## START Data extract
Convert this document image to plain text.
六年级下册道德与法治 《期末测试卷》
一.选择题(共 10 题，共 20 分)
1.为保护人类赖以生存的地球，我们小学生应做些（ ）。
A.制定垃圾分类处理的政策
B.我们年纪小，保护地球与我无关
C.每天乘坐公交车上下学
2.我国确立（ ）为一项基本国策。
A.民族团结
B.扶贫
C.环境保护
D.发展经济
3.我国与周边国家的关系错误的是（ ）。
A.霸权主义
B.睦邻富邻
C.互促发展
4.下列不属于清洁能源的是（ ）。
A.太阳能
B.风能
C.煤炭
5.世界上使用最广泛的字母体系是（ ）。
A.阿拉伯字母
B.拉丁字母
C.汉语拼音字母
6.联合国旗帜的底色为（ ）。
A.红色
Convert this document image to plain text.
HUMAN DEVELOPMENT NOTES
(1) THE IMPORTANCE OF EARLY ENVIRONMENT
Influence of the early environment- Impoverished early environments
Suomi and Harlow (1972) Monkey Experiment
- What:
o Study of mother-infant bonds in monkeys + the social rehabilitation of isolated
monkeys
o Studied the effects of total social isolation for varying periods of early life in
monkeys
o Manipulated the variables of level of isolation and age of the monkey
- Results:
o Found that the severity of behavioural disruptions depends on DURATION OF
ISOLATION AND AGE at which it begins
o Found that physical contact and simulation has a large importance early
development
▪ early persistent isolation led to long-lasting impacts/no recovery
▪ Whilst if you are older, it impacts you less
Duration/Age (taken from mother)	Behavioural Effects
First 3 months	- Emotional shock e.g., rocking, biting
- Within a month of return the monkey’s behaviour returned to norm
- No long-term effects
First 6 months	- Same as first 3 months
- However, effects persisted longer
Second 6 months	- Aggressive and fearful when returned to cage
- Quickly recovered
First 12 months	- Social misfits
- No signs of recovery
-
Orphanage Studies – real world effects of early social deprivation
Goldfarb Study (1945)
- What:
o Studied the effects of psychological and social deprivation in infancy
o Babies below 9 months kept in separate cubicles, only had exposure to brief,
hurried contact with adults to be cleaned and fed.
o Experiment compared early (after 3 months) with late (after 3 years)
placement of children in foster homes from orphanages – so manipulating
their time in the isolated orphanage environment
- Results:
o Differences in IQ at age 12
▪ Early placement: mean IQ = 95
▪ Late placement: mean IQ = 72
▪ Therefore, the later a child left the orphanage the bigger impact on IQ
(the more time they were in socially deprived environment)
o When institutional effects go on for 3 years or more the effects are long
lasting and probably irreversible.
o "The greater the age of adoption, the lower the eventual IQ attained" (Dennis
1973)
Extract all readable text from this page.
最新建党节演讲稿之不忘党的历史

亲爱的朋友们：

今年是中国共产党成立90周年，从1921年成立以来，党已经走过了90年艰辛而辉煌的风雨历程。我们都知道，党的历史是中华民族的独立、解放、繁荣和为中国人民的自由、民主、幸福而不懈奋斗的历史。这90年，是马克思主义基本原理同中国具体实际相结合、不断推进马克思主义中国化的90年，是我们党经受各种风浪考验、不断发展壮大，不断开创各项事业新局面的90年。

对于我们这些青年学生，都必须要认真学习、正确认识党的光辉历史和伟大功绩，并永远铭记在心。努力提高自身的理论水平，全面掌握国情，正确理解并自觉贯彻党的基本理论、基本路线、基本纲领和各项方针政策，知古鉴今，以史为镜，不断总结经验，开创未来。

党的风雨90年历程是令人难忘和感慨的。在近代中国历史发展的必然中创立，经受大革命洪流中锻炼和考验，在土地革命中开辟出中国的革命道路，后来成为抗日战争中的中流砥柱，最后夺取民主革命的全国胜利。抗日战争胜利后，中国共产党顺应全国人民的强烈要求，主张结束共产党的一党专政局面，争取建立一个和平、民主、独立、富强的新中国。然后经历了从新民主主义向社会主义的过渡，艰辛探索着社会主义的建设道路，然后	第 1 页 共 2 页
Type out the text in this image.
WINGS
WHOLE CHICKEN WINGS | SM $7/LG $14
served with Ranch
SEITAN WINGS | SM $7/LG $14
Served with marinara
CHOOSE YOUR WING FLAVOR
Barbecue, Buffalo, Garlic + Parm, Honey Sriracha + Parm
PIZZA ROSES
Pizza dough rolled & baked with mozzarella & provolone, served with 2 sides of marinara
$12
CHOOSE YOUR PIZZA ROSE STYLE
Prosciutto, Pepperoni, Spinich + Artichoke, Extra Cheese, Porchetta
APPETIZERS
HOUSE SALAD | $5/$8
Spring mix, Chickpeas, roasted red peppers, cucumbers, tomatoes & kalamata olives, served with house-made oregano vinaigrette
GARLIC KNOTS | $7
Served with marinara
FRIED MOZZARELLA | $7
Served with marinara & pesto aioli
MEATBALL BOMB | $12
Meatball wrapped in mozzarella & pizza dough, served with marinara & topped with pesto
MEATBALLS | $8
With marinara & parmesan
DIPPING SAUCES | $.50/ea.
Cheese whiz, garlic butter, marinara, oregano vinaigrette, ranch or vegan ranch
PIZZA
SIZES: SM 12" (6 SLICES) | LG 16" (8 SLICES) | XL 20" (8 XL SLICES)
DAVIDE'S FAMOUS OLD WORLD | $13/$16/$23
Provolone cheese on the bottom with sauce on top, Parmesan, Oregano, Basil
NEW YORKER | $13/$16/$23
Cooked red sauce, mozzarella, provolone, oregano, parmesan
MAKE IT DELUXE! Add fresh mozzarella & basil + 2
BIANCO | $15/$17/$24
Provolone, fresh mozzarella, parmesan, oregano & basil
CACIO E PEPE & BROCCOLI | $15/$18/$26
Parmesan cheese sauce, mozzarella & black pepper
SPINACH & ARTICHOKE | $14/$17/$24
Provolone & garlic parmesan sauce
## END Data extract
Copy out each line exactly as written.

# Response
Convert this document image to plain text.
六年级下册道德与法治 《期末测试卷》
一.选择题(共 10 题，共 20 分)
1.为保护人类赖以生存的地球，我们小学生应做些（ ）。
A.制定垃圾分类处理的政策
B.我们年纪小，保护地球与我无关
C.每天乘坐公交车上下学
2.我国确立（ ）为一项基本国策。
A.民族团结
B.扶贫
C.环境保护
D.发展经济
3.我国与周边国家的关系错误的是（ ）。
A.霸权主义
B.睦邻富邻
C.互促发展
4.下列不属于清洁能源的是（ ）。
A.太阳能
B.风能
C.煤炭
5.世界上使用最广泛的字母体系是（ ）。
A.阿拉伯字母
B.拉丁字母
C.汉语拼音字母
6.联合国旗帜的底色为（ ）。
A.红色
Convert this document image to plain text.
HUMAN DEVELOPMENT NOTES
(1) THE IMPORTANCE OF EARLY ENVIRONMENT
Influence of the early environment- Impoverished early environments
Suomi and Harlow (1972) Monkey Experiment
- What:
o Study of mother-infant bonds in monkeys + the social rehabilitation of isolated
monkeys
o Studied the effects of total social isolation for varying periods of early life in
monkeys
o Manipulated the variables of level of isolation and age of the monkey
- Results:
o Found that the severity of behavioural disruptions depends on DURATION OF
ISOLATION AND AGE at which it begins
o Found that physical contact and simulation has a large importance early
development
▪ early persistent isolation led to long-lasting impacts/no recovery
▪ Whilst if you are older, it impacts you less
Duration/Age (taken from mother)	Behavioural Effects
First 3 months	- Emotional shock e.g., rocking, biting
- Within a month of return the monkey’s behaviour returned to norm
- No long-term effects
First 6 months	- Same as first 3 months
- However, effects persisted longer
Second 6 months	- Aggressive and fearful when returned to cage
- Quickly recovered
First 12 months	- Social misfits
- No signs of recovery
-
Orphanage Studies – real world effects of early social deprivation
Goldfarb Study (1945)
- What:
o Studied the effects of psychological and social deprivation in infancy
o Babies below 9 months kept in separate cubicles, only had exposure to brief,
hurried contact with adults to be cleaned and fed.
o Experiment compared early (after 3 months) with late (after 3 years)
placement of children in foster homes from orphanages – so manipulating
their time in the isolated orphanage environment
- Results:
o Differences in IQ at age 12
▪ Early placement: mean IQ = 95
▪ Late placement: mean IQ = 72
▪ Therefore, the later a child left the orphanage the bigger impact on IQ
(the more time they were in socially deprived environment)
o When institutional effects go on for 3 years or more the effects are long
lasting and probably irreversible.
o "The greater the age of adoption, the lower the eventual IQ attained" (Dennis
1973)
Extract all readable text from this page.
最新建党节演讲稿之不忘党的历史

亲爱的朋友们：

今年是中国共产党成立90周年，从1921年成立以来，党已经走过了90年艰辛而辉煌的风雨历程。我们都知道，党的历史是中华民族的独立、解放、繁荣和为中国人民的自由、民主、幸福而不懈奋斗的历史。这90年，是马克思主义基本原理同中国具体实际相结合、不断推进马克思主义中国化的90年，是我们党经受各种风浪考验、不断发展壮大，不断开创各项事业新局面的90年。

对于我们这些青年学生，都必须要认真学习、正确认识党的光辉历史和伟大功绩，并永远铭记在心。努力提高自身的理论水平，全面掌握国情，正确理解并自觉贯彻党的基本理论、基本路线、基本纲领和各项方针政策，知古鉴今，以史为镜，不断总结经验，开创未来。

党的风雨90年历程是令人难忘和感慨的。在近代中国历史发展的必然中创立，经受大革命洪流中锻炼和考验，在土地革命中开辟出中国的革命道路，后来成为抗日战争中的中流砥柱，最后夺取民主革命的全国胜利。抗日战争胜利后，中国共产党顺应全国人民的强烈要求，主张结束共产党的一党专政局面，争取建立一个和平、民主、独立、富强的新中国。然后经历了从新民主主义向社会主义的过渡，艰辛探索着社会主义的建设道路，然后	第 1 页 共 2 页
Type out the text in this image.
WINGS
WHOLE CHICKEN WINGS | SM $7/LG $14
served with Ranch
SEITAN WINGS | SM $7/LG $14
Served with marinara
CHOOSE YOUR WING FLAVOR
Barbecue, Buffalo, Garlic + Parm, Honey Sriracha + Parm
PIZZA ROSES
Pizza dough rolled & baked with mozzarella & provolone, served with 2 sides of marinara
$12
CHOOSE YOUR PIZZA ROSE STYLE
Prosciutto, Pepperoni, Spinich + Artichoke, Extra Cheese, Porchetta
APPETIZERS
HOUSE SALAD | $5/$8
Spring mix, Chickpeas, roasted red peppers, cucumbers, tomatoes & kalamata olives, served with house-made oregano vinaigrette
GARLIC KNOTS | $7
Served with marinara
FRIED MOZZARELLA | $7
Served with marinara & pesto aioli
MEATBALL BOMB | $12
Meatball wrapped in mozzarella & pizza dough, served with marinara & topped with pesto
MEATBALLS | $8
With marinara & parmesan
DIPPING SAUCES | $.50/ea.
Cheese whiz, garlic butter, marinara, oregano vinaigrette, ranch or vegan ranch
PIZZA
SIZES: SM 12" (6 SLICES) | LG 16" (8 SLICES) | XL 20" (8 XL SLICES)
DAVIDE'S FAMOUS OLD WORLD | $13/$16/$23
Provolone cheese on the bottom with sauce on top, Parmesan, Oregano, Basil
NEW YORKER | $13/$16/$23
Cooked red sauce, mozzarella, provolone, oregano, parmesan
MAKE IT DELUXE! Add fresh mozzarella & basil + 2
BIANCO | $15/$17/$24
Provolone, fresh mozzarella, parmesan, oregano & basil
CACIO E PEPE & BROCCOLI | $15/$18/$26
Parmesan cheese sauce, mozzarella & black pepper
SPINACH & ARTICHOKE | $14/$17/$24
Provolone & garlic parmesan sauce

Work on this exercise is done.